■ **課題 1**
原文抜粋で、船橋屋に通ったと言われている人物を全員挙げてください。
■ **課題 2**
原文抜粋のうち、「株式会社船橋屋 執行役員 佐藤」から「暖簾や商品に使われています。」までを一字も変えずに書き写してください。

■ **原文抜粋**
######

採用素人集団の成功への軌跡

株式会社船橋屋 執行役員 佐藤 恭子氏

 さる9月27日(水)に、本年第三回目のお客様勉強会を開催致しました。
 講師には、株式会社船橋屋執行役員の佐藤恭子氏に登壇頂きました。船橋屋さんは、創業が江戸時代文化2年ですから210年を越える老舗です。亀戸天神の参道入口に本店を構え、くず餅は多くの歴史上人物も愛し、西郷隆盛・芥川龍之介・永井荷風が通ったと言われれています。中でも文豪吉川英治は、船橋屋さんの黒蜜を気に入り、蜜だけ特別にもらっていたそうです。そんな縁で、船橋屋さんの毛筆看板文字は吉川英治の書となり、現在の暖簾や商品に使われています。
 佐藤さんは、2004年新卒で入社。体育会系だったバイタリティを発揮、古い体質の現場に新風をもたらしました。ただ、古参社員からはねたまりたりで、入社当所は大変なご苦労があったとお聞きします。今では船橋屋さんの歴史で初の若き執行役に抜擢され、社員の採用育成に日々奔走されています。そんな苦労話も含め、お話頂いた採用への工夫・取り組をレポート致します。

######

■ **資料抜粋**
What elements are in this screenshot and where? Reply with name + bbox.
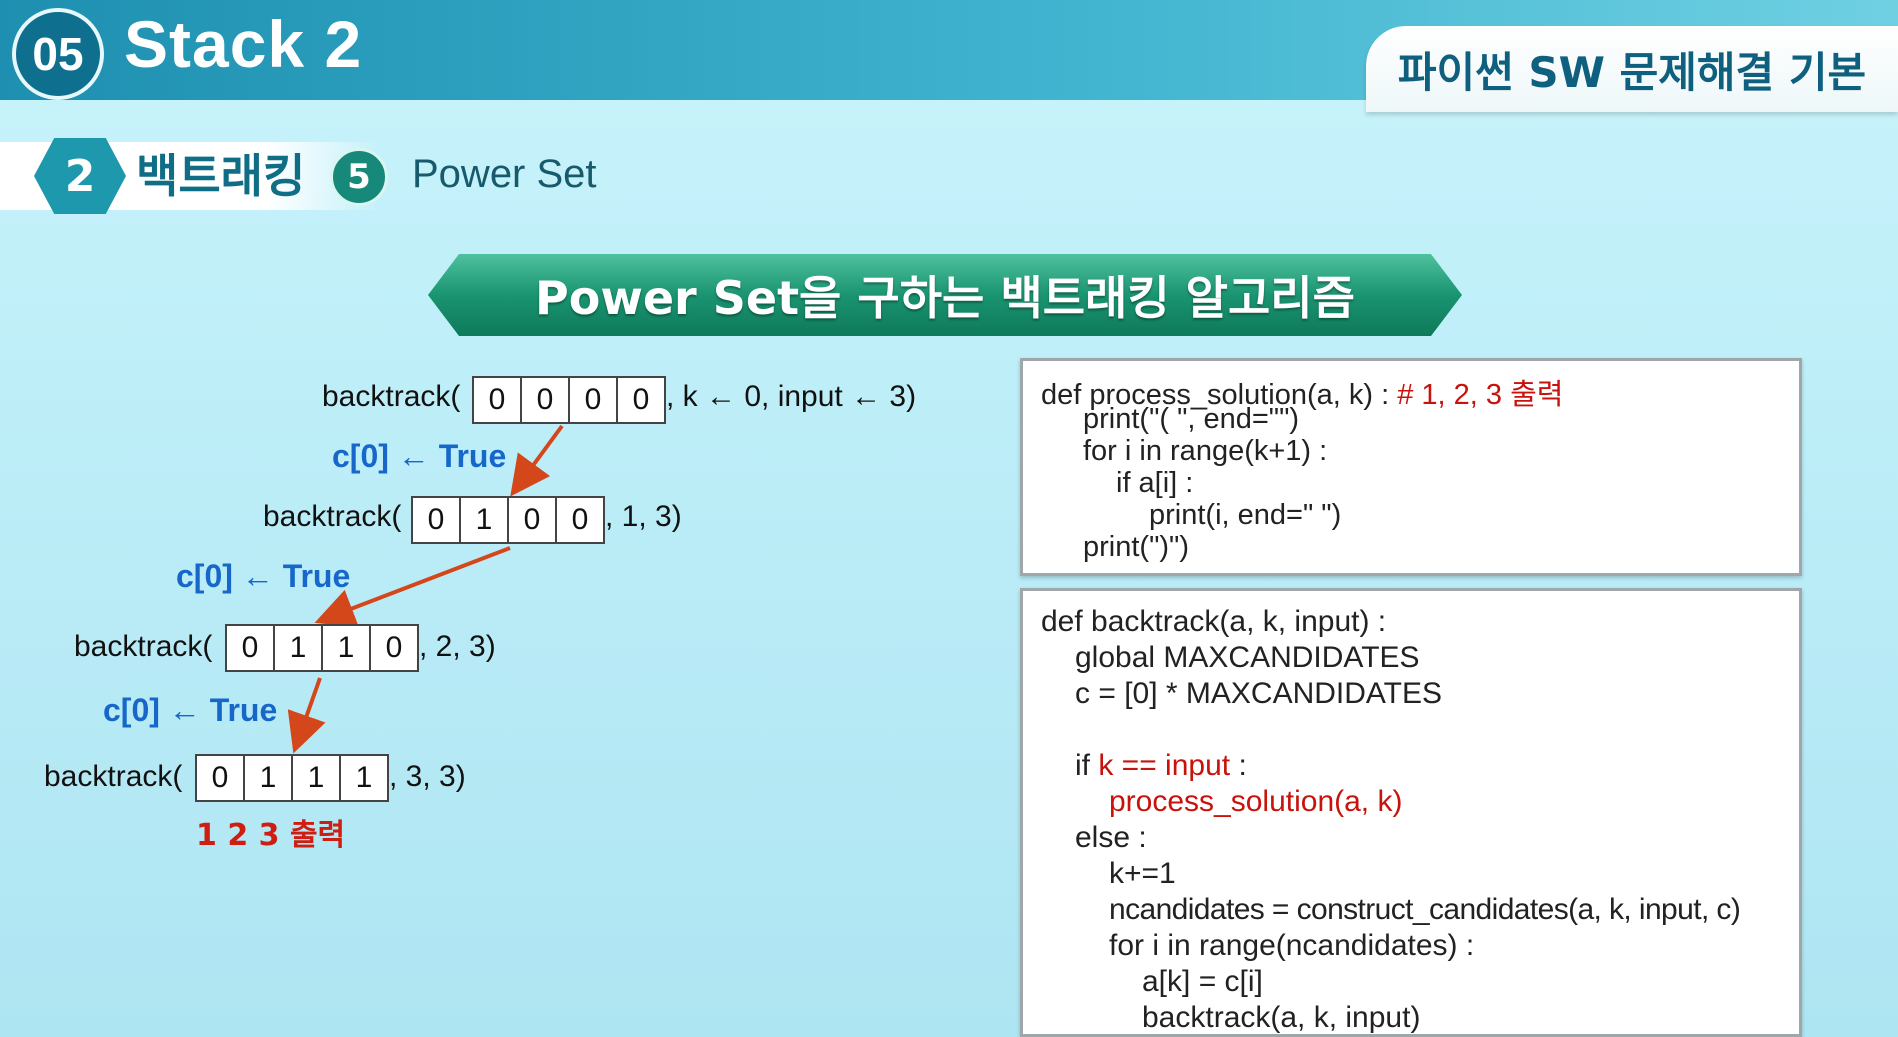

######

■ **回答 1**
西郷隆盛、芥川龍之介、永井荷風

■ **回答 2**
株式会社船橋屋 執行役員 佐藤 恭子氏

 さる9月27日(水)に、本年第三回目のお客様勉強会を開催致しました。
 講師には、株式会社船橋屋執行役員の佐藤恭子氏に登壇頂きました。船橋屋さんは、創業が江戸時代文化2年ですから210年を越える老舗です。亀戸天神の参道入口に本店を構え、くず餅は多くの歴史上人物も愛し、西郷隆盛・芥川龍之介・永井荷風が通ったと言われれています。中でも文豪吉川英治は、船橋屋さんの黒蜜を気に入り、蜜だけ特別にもらっていたそうです。そんな縁で、船橋屋さんの毛筆看板文字は吉川英治の書となり、現在の暖簾や商品に使われています。